### Exercise data:
[Start]
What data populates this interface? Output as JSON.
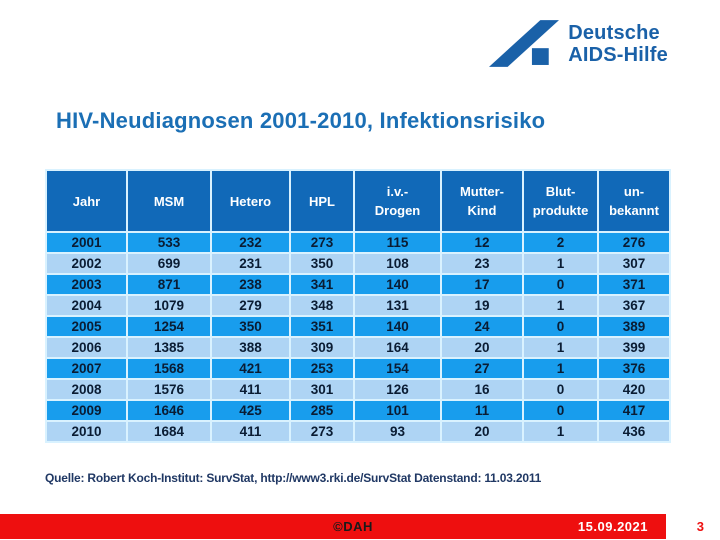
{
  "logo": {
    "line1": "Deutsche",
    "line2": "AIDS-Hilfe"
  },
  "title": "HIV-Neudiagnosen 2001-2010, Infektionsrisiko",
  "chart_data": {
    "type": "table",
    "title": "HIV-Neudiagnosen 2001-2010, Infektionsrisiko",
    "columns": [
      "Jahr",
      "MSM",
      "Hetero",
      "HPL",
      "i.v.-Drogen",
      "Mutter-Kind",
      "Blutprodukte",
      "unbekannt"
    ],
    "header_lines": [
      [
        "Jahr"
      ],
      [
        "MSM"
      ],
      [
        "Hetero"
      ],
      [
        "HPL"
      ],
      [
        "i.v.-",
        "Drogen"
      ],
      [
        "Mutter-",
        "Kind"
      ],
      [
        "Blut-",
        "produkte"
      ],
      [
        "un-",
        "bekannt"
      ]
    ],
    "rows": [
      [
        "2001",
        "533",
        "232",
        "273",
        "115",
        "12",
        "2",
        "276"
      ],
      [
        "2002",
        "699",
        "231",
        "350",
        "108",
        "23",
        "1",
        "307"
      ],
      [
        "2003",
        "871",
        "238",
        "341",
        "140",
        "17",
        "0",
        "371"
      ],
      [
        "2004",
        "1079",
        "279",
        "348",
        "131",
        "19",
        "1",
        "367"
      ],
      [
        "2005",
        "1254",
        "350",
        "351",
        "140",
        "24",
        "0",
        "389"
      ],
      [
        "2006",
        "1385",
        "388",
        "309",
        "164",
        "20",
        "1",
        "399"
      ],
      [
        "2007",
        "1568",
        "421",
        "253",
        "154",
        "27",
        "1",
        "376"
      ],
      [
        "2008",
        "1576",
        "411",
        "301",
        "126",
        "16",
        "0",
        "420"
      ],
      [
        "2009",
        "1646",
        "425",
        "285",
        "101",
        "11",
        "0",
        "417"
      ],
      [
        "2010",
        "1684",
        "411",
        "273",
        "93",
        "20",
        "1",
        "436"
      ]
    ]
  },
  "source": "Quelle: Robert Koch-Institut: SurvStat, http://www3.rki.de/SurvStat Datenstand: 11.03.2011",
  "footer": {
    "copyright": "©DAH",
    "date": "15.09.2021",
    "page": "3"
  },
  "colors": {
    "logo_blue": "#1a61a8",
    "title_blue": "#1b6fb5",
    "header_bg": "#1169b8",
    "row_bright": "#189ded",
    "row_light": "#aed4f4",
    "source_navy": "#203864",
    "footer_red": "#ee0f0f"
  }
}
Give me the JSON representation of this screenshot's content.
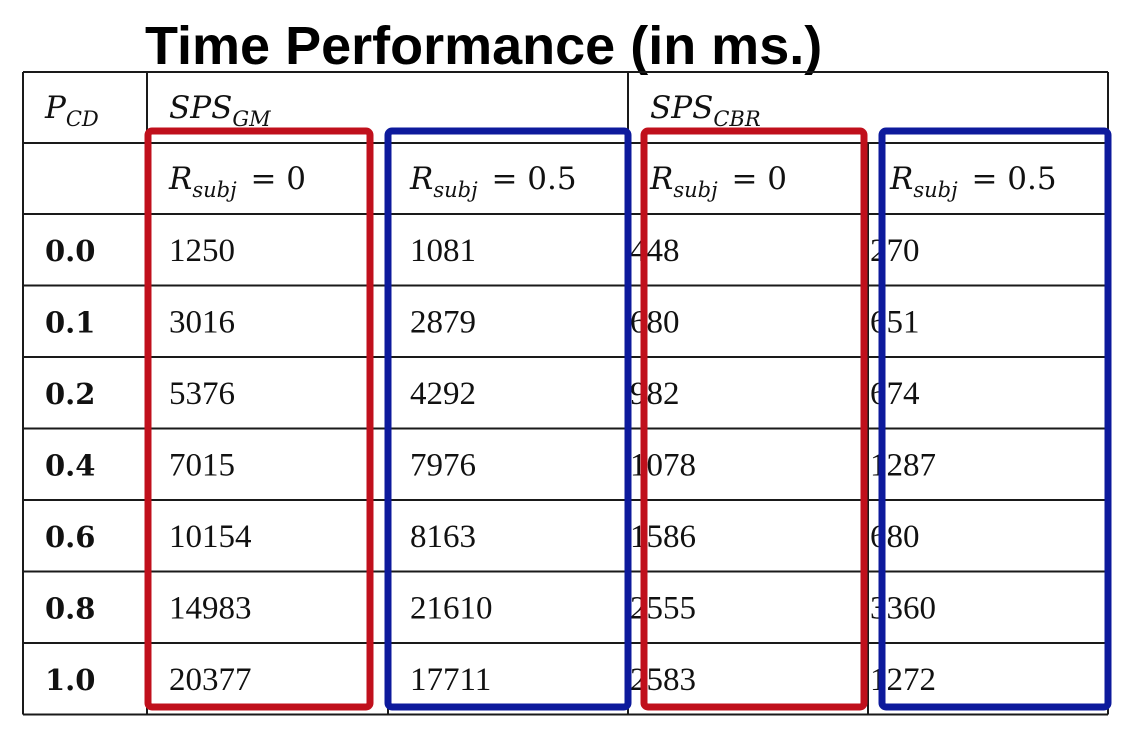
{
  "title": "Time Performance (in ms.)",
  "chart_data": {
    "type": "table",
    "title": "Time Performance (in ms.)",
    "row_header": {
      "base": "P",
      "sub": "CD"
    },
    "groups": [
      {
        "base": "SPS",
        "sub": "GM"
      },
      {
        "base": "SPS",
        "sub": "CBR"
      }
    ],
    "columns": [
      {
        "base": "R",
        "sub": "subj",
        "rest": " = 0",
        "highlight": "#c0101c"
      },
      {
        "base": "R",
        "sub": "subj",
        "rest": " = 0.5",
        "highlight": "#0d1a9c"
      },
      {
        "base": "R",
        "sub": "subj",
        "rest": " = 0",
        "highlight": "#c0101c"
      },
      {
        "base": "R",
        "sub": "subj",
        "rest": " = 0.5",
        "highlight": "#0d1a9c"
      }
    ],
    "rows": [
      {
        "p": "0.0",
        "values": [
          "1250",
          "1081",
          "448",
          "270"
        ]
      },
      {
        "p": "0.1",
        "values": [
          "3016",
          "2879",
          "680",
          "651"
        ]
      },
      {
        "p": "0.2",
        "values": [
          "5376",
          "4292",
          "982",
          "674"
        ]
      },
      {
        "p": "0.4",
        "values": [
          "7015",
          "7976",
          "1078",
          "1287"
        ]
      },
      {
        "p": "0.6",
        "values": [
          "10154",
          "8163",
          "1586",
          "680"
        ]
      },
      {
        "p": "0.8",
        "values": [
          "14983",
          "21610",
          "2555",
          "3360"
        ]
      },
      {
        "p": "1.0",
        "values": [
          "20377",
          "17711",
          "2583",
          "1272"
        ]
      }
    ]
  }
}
[End]
### Request:
Collect the complete line wherever the string "this" appears in the records.

### Task answer:
What data populates this interface? Output as JSON.
Give me the JSON representation of this screenshot's content.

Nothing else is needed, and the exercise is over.